GIVEN INSTRUCTION:
Seek out every line containing the word "rank", and copy each.

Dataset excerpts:
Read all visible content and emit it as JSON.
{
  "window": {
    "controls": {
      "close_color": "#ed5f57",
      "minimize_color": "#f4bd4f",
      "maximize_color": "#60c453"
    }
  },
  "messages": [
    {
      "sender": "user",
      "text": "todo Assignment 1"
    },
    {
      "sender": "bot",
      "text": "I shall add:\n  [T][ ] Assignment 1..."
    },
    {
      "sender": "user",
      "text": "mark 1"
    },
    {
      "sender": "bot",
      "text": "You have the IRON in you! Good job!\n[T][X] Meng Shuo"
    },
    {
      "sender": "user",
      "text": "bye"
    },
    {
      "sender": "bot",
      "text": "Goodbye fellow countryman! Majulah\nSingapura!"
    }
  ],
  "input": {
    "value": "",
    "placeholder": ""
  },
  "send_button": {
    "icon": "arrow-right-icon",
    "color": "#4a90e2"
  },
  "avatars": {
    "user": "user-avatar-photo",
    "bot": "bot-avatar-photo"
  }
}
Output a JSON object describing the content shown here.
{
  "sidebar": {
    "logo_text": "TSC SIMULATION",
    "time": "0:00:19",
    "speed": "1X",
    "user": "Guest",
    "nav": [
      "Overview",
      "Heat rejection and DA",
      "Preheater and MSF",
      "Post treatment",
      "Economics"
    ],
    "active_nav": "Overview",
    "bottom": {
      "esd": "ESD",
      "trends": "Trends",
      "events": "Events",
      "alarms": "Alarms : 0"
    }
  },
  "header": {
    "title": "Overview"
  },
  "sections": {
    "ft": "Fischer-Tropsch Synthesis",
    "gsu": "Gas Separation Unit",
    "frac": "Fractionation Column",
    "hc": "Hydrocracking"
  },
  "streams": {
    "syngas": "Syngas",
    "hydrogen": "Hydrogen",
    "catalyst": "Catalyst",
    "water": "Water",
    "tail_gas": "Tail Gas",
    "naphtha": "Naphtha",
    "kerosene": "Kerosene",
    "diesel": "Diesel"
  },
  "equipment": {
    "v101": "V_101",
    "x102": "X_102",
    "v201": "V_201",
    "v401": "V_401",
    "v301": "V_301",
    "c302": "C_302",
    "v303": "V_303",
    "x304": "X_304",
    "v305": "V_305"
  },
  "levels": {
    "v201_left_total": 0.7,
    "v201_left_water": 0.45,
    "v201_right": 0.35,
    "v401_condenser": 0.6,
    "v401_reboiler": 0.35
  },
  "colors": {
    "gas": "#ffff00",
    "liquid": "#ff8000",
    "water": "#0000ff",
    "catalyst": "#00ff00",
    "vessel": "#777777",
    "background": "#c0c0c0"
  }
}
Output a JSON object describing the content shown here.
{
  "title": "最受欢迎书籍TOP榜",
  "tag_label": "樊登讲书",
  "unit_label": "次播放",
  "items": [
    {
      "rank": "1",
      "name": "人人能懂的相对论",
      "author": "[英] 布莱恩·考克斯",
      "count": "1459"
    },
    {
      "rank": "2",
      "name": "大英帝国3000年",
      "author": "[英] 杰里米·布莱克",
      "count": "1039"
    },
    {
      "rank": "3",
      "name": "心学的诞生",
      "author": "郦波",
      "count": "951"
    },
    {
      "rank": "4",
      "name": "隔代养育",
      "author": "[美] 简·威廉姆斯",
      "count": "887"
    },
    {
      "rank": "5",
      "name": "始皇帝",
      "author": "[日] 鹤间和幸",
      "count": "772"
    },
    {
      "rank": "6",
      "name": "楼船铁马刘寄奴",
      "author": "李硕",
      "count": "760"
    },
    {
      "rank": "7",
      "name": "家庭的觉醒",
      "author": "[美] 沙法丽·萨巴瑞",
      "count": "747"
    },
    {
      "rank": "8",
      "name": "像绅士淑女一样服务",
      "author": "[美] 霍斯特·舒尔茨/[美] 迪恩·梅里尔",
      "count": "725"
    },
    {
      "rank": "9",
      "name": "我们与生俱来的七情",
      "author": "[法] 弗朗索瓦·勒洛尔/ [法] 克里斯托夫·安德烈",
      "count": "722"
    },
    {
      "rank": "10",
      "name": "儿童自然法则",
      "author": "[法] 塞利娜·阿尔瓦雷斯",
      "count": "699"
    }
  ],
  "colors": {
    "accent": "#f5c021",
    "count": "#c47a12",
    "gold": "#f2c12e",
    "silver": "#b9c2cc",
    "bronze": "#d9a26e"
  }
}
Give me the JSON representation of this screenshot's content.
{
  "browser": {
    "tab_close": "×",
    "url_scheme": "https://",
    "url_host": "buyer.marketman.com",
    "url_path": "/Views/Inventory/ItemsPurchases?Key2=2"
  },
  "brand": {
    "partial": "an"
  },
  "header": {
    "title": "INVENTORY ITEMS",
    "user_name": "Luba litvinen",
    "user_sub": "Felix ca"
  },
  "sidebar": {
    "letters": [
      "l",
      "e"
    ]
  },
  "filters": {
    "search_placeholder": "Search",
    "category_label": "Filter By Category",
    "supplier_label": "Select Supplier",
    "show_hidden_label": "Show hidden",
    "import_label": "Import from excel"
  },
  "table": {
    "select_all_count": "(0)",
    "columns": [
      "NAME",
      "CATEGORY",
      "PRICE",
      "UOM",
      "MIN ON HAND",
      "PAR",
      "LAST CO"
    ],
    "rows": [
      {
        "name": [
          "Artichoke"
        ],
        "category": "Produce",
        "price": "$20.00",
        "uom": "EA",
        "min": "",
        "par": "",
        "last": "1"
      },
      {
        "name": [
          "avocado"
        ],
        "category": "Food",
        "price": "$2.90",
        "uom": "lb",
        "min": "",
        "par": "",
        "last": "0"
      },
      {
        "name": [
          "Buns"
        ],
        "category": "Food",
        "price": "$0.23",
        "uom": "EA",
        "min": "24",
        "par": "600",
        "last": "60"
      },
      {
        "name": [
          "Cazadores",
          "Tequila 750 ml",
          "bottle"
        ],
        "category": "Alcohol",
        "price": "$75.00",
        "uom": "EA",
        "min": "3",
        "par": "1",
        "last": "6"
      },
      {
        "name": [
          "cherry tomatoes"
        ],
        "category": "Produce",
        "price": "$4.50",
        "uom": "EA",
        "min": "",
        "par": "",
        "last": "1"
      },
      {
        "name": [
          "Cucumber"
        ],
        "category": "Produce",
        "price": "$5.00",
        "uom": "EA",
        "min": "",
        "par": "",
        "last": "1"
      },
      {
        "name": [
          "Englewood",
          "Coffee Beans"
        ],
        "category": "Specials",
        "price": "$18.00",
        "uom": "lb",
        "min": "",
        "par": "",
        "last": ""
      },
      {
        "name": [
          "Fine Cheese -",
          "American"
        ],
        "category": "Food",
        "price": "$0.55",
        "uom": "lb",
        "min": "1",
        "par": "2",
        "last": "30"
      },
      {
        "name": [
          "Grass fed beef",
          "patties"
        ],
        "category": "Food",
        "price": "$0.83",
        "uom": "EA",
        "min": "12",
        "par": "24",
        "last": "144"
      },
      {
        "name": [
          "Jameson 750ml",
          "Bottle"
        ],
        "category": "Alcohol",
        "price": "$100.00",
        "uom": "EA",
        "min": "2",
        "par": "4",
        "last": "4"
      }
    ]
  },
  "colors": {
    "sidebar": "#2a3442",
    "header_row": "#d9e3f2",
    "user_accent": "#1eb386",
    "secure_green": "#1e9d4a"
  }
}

EXPECTED ANSWER:
      "rank": "1",
      "rank": "2",
      "rank": "3",
      "rank": "4",
      "rank": "5",
      "rank": "6",
      "rank": "7",
      "rank": "8",
      "rank": "9",
      "rank": "10",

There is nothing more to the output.